**What to produce**. Leave out every picture, and return exactly the lines from the line containing "What does this" through the end of the records below, both inclusive.
· · · · ·
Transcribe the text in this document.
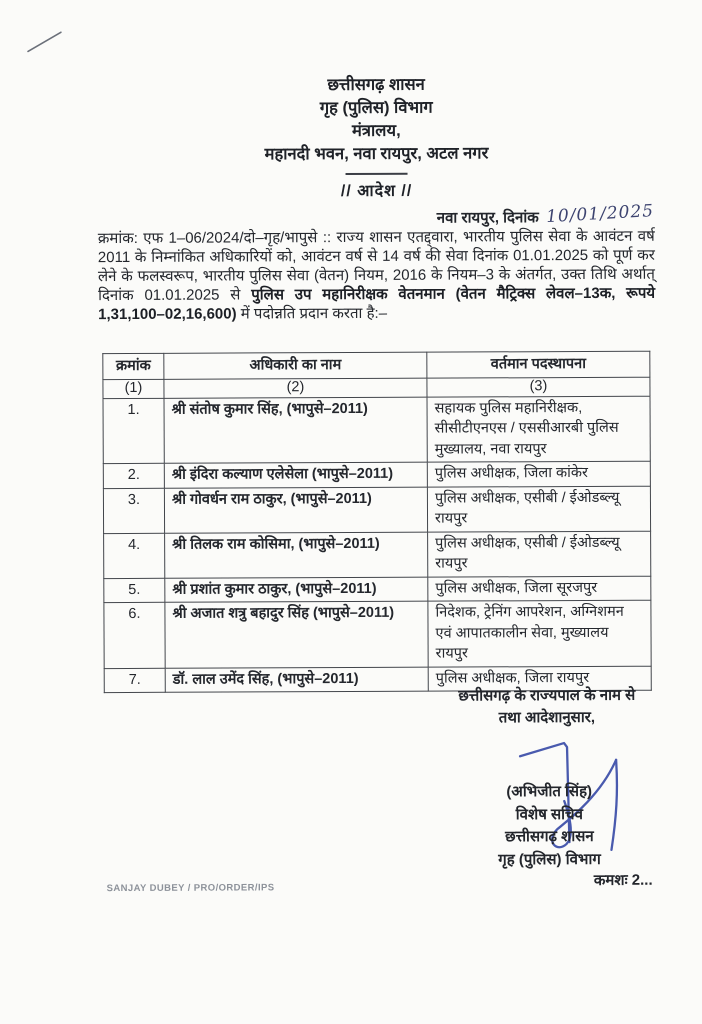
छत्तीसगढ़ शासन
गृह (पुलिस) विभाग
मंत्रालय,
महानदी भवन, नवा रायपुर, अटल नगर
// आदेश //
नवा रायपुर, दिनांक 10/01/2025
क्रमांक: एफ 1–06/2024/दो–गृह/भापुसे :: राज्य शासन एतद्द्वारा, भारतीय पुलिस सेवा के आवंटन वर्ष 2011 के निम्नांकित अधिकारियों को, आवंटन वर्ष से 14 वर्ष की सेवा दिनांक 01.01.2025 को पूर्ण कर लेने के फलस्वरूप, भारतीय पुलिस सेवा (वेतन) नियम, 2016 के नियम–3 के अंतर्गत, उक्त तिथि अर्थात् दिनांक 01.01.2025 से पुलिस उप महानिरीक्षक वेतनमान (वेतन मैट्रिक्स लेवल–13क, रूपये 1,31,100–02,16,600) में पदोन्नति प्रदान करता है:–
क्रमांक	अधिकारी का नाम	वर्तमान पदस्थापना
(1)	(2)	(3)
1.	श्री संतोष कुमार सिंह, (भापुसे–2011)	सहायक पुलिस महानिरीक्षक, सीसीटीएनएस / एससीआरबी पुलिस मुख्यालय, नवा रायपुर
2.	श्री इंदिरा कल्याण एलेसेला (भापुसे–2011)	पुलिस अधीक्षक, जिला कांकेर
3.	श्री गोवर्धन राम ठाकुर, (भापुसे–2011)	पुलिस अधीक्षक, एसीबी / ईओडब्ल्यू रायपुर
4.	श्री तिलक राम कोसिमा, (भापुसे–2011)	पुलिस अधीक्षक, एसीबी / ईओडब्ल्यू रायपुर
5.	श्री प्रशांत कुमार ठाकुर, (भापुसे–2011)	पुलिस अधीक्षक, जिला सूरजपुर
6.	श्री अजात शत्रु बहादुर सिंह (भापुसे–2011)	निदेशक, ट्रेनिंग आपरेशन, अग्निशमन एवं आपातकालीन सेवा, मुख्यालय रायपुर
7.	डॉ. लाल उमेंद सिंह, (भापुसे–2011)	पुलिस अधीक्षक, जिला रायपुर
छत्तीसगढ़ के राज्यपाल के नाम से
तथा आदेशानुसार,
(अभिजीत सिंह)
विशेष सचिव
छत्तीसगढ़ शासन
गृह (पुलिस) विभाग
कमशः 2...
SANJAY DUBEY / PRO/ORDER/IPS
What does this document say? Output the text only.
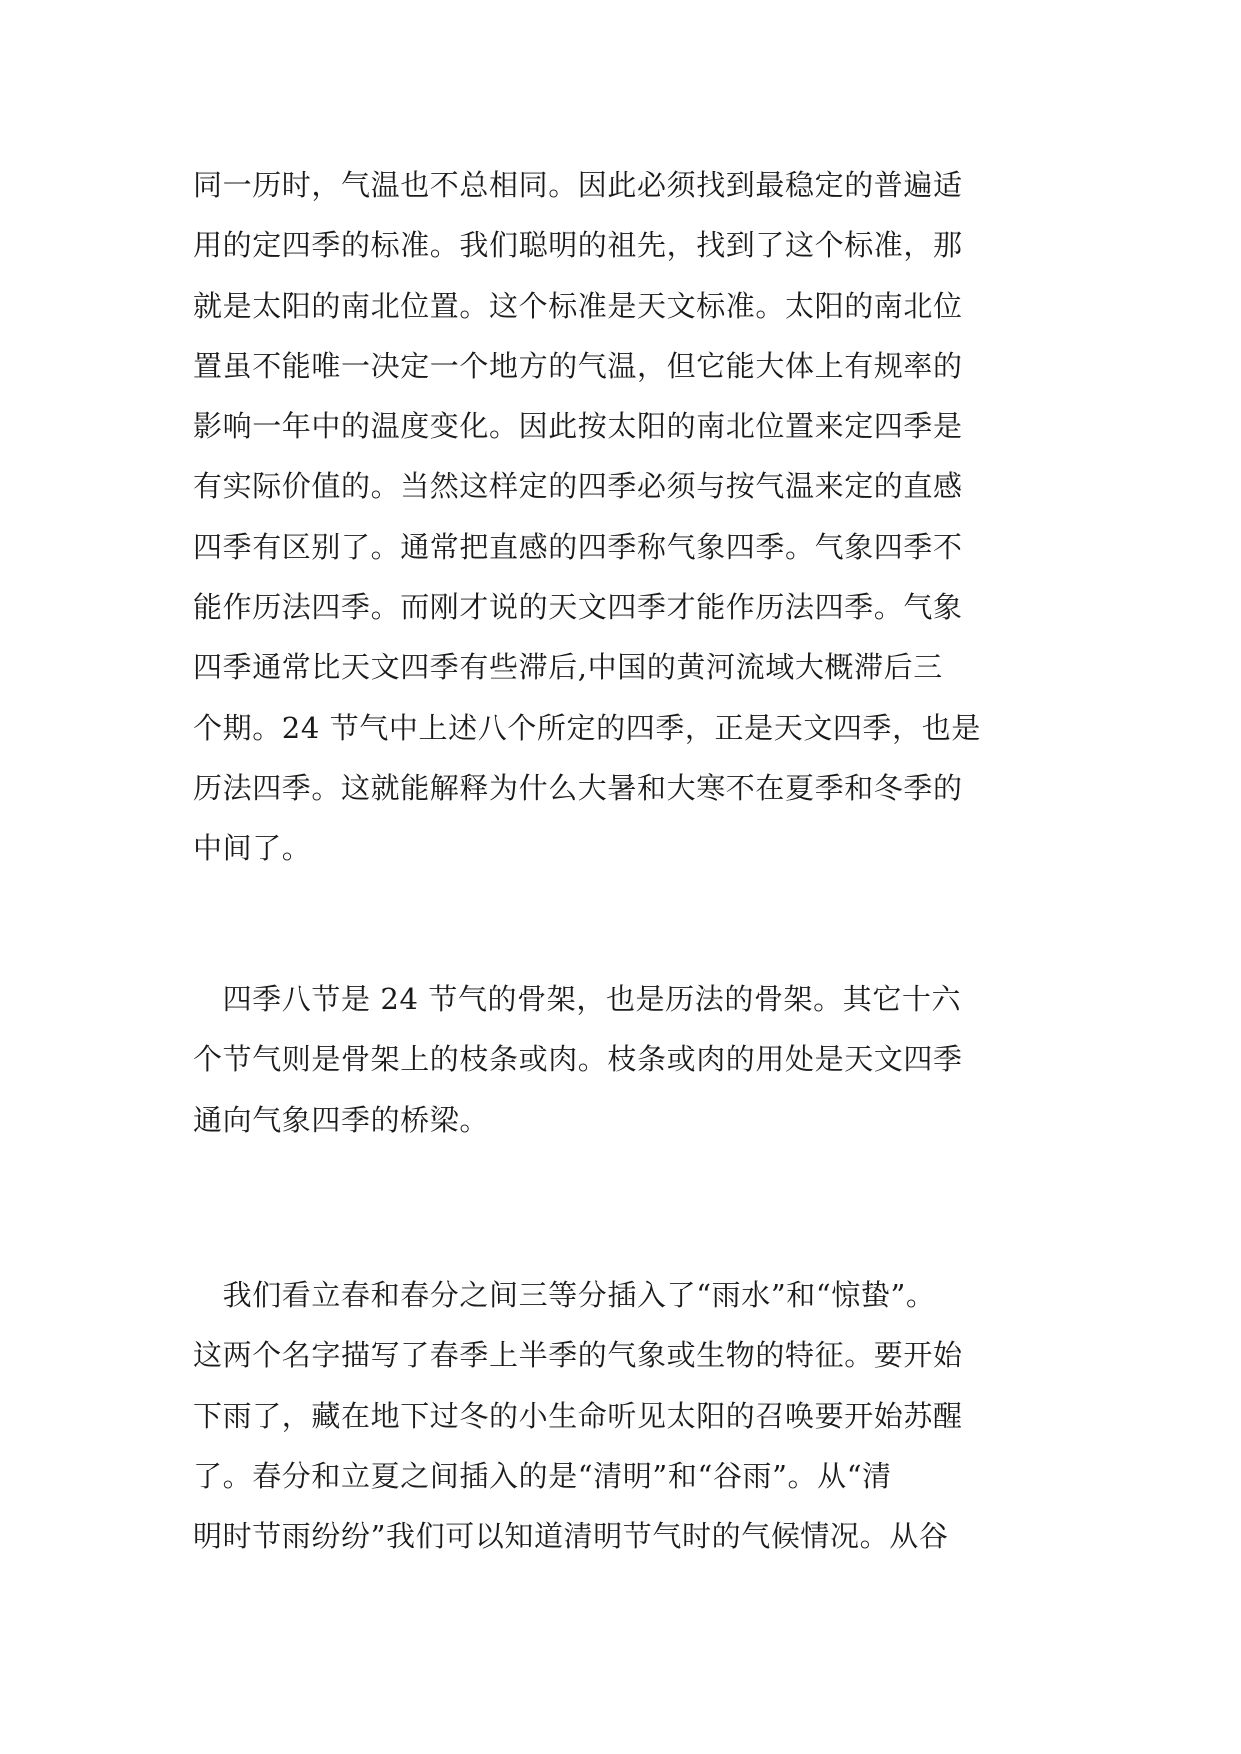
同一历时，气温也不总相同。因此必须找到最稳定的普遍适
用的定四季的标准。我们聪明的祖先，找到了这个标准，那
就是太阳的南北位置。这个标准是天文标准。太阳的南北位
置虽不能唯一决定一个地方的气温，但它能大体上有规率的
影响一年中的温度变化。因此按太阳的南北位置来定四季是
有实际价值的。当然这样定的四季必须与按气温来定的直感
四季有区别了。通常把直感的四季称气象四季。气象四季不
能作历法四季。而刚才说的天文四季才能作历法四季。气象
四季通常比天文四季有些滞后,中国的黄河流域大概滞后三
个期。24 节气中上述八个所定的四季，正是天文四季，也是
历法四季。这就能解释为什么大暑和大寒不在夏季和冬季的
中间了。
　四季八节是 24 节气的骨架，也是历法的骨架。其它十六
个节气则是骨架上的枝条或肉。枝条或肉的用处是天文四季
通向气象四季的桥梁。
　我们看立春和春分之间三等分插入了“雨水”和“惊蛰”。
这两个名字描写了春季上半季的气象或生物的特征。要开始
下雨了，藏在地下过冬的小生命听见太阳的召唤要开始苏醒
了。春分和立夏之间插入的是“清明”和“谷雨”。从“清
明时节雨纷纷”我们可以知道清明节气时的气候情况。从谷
· · · · ·
**Answer to the exercise**.
What does this document say? Output the text only.
同一历时，气温也不总相同。因此必须找到最稳定的普遍适
用的定四季的标准。我们聪明的祖先，找到了这个标准，那
就是太阳的南北位置。这个标准是天文标准。太阳的南北位
置虽不能唯一决定一个地方的气温，但它能大体上有规率的
影响一年中的温度变化。因此按太阳的南北位置来定四季是
有实际价值的。当然这样定的四季必须与按气温来定的直感
四季有区别了。通常把直感的四季称气象四季。气象四季不
能作历法四季。而刚才说的天文四季才能作历法四季。气象
四季通常比天文四季有些滞后,中国的黄河流域大概滞后三
个期。24 节气中上述八个所定的四季，正是天文四季，也是
历法四季。这就能解释为什么大暑和大寒不在夏季和冬季的
中间了。
　四季八节是 24 节气的骨架，也是历法的骨架。其它十六
个节气则是骨架上的枝条或肉。枝条或肉的用处是天文四季
通向气象四季的桥梁。
　我们看立春和春分之间三等分插入了“雨水”和“惊蛰”。
这两个名字描写了春季上半季的气象或生物的特征。要开始
下雨了，藏在地下过冬的小生命听见太阳的召唤要开始苏醒
了。春分和立夏之间插入的是“清明”和“谷雨”。从“清
明时节雨纷纷”我们可以知道清明节气时的气候情况。从谷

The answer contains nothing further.